### [Task statement]
Locate every line in the material below that has the word "Cayman". Copy each of those lines.

= = = =

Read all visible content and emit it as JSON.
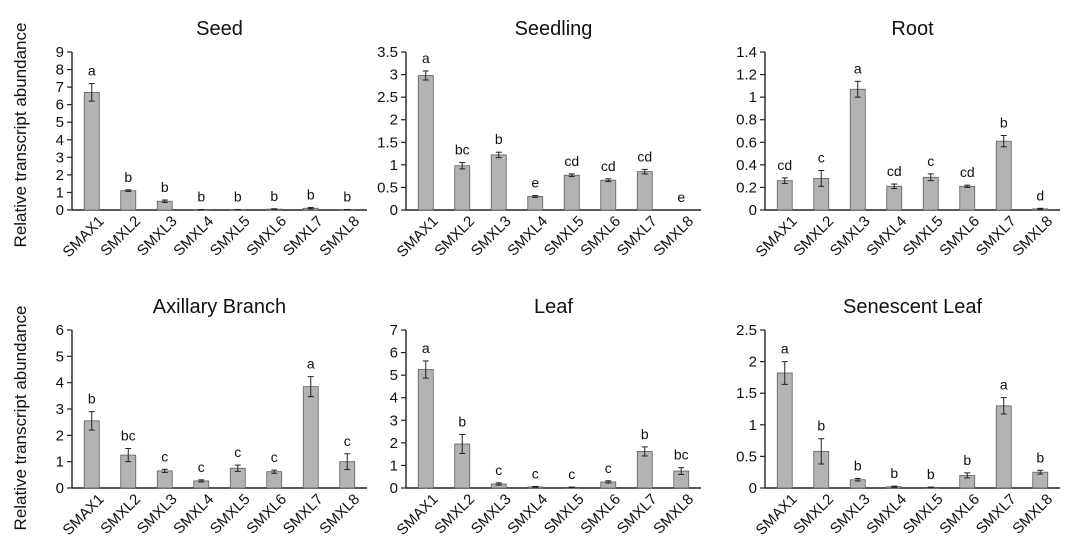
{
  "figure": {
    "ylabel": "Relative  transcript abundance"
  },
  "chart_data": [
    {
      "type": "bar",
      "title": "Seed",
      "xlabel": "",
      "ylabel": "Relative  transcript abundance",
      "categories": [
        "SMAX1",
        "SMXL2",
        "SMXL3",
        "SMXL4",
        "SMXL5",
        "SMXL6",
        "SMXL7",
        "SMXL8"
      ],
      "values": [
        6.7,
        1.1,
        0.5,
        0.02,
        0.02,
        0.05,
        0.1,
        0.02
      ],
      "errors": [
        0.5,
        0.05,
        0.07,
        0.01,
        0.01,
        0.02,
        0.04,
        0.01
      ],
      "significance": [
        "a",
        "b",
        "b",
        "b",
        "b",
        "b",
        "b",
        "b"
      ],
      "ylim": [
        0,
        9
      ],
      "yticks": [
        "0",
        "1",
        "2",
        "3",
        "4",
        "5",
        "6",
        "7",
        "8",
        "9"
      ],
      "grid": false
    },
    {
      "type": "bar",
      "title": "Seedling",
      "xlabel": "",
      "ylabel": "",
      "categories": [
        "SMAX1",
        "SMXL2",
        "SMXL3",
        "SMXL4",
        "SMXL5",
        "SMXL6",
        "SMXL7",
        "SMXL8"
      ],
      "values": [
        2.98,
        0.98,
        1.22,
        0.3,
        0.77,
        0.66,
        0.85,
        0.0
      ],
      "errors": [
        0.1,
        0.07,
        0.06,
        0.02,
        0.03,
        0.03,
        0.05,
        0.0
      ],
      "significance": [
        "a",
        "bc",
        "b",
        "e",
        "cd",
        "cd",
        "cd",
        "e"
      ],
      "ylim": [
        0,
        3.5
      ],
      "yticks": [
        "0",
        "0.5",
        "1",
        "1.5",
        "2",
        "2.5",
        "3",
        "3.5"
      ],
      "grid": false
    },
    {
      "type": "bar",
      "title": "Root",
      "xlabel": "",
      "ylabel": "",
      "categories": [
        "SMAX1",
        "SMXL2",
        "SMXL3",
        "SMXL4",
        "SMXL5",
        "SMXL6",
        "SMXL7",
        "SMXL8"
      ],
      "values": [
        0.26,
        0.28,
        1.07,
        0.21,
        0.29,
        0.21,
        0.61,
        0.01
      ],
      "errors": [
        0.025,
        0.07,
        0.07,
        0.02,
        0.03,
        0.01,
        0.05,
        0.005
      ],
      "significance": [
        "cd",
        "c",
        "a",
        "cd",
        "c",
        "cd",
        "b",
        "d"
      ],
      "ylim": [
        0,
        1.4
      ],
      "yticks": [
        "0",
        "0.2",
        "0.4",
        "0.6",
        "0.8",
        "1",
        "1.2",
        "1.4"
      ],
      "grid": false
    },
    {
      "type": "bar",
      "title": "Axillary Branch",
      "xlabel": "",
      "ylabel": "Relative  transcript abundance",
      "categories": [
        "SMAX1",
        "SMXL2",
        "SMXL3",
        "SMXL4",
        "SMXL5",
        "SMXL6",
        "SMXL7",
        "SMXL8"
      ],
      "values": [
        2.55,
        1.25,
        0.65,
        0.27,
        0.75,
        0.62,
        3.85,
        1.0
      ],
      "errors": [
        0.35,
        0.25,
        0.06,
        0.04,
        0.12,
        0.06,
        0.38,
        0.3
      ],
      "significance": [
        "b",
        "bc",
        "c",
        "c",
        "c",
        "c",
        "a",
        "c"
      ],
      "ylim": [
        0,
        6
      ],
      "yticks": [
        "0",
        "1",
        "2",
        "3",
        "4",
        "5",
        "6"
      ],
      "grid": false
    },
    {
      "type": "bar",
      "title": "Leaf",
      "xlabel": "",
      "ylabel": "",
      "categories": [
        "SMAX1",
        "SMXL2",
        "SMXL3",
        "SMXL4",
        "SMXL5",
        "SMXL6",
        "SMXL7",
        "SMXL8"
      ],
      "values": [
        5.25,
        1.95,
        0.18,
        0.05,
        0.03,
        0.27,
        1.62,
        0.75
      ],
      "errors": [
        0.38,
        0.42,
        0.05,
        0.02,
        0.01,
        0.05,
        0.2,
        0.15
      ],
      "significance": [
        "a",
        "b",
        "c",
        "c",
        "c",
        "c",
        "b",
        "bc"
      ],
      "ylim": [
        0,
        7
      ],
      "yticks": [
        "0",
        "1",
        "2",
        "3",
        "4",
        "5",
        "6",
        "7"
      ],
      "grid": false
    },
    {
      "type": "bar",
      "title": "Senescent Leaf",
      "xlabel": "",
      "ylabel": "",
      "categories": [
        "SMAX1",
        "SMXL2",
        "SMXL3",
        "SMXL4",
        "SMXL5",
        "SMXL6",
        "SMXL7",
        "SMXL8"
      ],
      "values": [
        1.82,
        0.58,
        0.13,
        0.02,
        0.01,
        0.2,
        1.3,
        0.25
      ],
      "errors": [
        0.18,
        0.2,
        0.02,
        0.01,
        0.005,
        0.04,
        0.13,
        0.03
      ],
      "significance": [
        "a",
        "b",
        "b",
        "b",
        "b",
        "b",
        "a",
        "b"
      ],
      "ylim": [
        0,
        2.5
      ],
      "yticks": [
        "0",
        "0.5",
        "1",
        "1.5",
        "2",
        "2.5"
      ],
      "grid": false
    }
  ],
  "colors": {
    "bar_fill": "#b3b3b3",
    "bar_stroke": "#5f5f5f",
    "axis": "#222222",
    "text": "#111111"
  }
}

= = = =

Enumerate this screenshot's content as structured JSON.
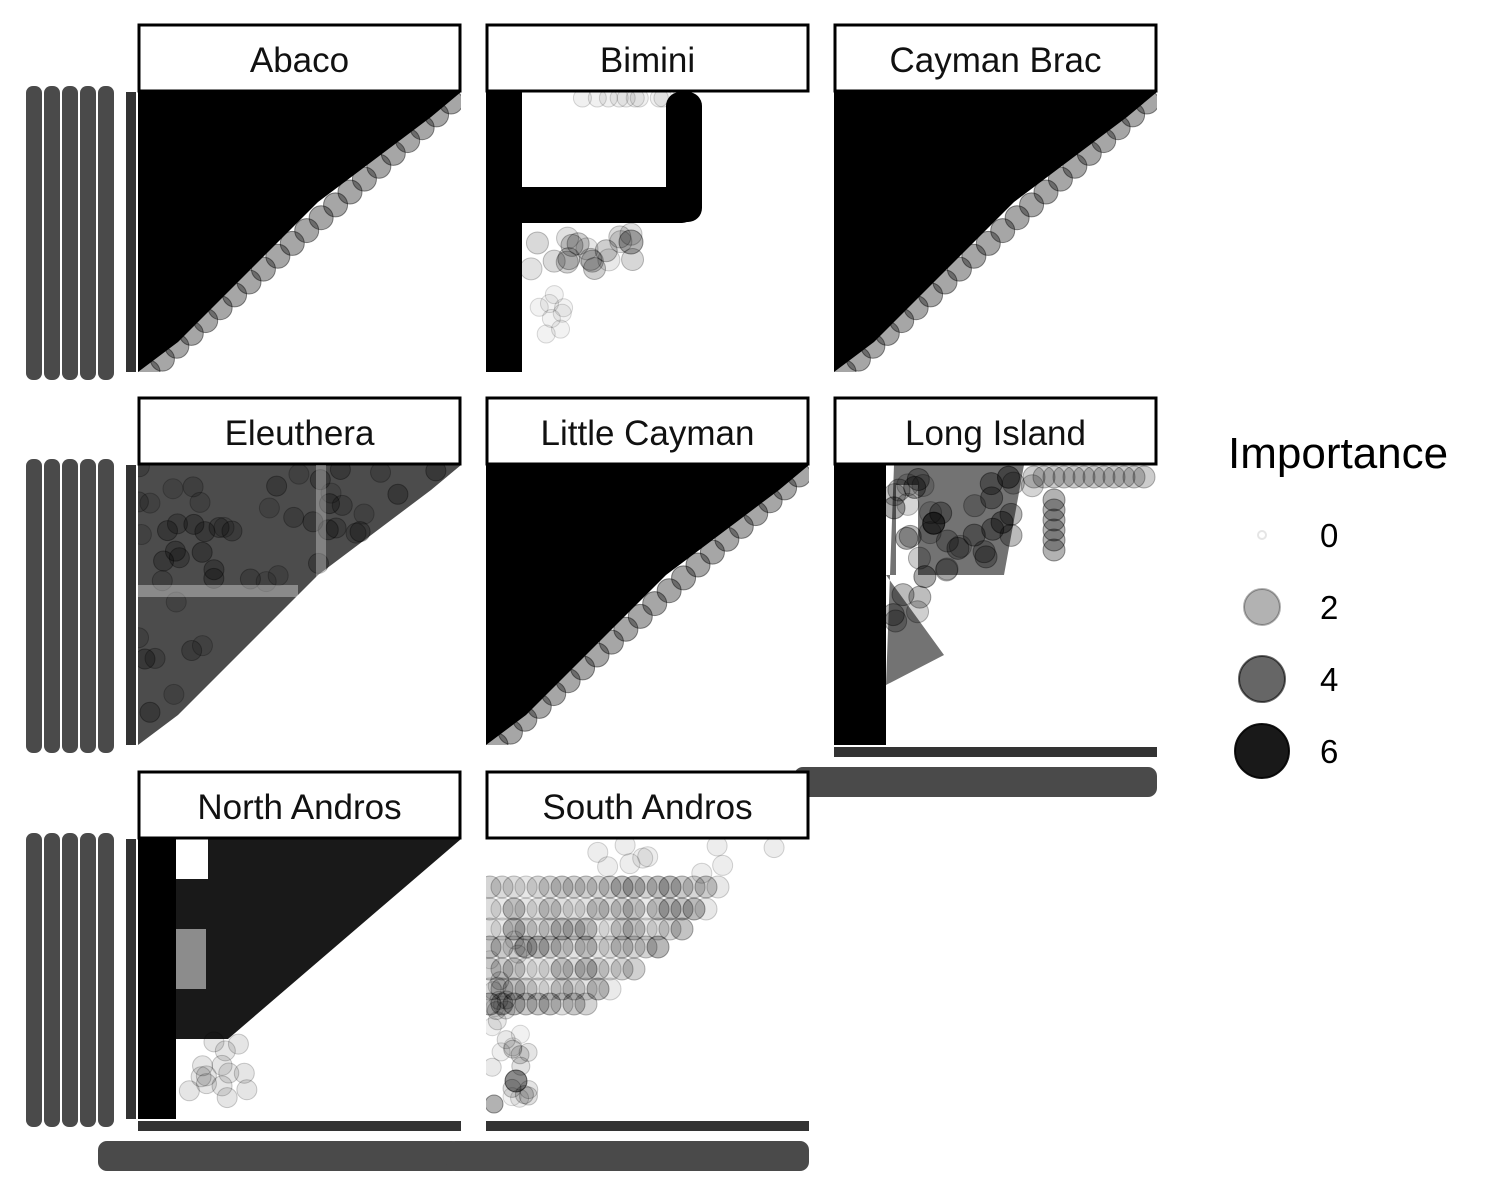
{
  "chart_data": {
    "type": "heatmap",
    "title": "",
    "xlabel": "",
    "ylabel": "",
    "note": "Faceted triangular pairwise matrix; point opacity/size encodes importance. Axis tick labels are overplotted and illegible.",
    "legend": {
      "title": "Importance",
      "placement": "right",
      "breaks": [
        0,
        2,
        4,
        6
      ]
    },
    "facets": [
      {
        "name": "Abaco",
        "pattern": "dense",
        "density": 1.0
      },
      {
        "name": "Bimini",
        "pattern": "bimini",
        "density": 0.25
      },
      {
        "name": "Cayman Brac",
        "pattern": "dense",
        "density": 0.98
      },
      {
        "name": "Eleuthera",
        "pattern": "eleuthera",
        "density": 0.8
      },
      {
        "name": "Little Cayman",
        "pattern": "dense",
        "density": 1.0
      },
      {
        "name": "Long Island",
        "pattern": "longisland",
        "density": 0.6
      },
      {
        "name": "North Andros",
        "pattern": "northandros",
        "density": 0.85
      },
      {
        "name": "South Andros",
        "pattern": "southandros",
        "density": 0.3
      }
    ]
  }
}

= = = =

### [Exercise output]
        "name": "Cayman Brac",
        "name": "Little Cayman",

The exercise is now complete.